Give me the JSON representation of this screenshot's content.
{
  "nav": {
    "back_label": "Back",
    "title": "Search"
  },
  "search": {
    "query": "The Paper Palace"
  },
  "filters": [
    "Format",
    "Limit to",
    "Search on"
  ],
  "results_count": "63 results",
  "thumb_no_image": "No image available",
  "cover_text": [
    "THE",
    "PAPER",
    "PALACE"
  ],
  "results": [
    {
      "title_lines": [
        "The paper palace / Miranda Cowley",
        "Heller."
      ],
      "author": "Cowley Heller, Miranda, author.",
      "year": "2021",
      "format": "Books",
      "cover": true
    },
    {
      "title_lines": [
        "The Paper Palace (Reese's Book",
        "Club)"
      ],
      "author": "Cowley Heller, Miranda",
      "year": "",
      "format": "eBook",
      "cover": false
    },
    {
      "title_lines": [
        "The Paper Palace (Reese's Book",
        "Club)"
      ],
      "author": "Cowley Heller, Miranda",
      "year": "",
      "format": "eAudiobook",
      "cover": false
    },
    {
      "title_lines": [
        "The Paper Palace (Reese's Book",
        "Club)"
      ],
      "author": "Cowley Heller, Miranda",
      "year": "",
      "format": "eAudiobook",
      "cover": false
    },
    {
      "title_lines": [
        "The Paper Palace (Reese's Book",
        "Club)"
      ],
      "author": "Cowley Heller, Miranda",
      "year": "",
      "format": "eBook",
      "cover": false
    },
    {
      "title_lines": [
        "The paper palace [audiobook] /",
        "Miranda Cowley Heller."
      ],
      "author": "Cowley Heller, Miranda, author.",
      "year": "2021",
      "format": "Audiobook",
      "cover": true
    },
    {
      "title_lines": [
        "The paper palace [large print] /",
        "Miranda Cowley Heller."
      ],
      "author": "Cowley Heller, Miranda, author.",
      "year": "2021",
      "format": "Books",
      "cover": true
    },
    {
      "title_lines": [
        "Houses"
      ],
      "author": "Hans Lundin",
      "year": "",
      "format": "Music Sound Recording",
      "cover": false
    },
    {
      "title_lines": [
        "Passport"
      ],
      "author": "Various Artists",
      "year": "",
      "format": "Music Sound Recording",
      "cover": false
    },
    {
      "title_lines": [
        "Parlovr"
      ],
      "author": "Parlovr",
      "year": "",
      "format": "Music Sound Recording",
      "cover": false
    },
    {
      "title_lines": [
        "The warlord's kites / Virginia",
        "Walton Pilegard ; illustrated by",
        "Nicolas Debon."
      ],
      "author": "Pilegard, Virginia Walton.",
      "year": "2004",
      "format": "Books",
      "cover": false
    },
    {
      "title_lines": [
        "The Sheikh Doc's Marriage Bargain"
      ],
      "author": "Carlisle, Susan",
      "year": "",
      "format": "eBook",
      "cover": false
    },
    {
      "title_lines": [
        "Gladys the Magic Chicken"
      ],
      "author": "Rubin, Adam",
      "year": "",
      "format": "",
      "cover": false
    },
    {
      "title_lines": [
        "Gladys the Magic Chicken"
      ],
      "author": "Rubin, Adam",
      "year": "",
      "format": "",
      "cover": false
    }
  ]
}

*Task details*
Report each line in the data that holds the word "Walton".

*Exercise answer*
        "Walton Pilegard ; illustrated by",
      "author": "Pilegard, Virginia Walton.",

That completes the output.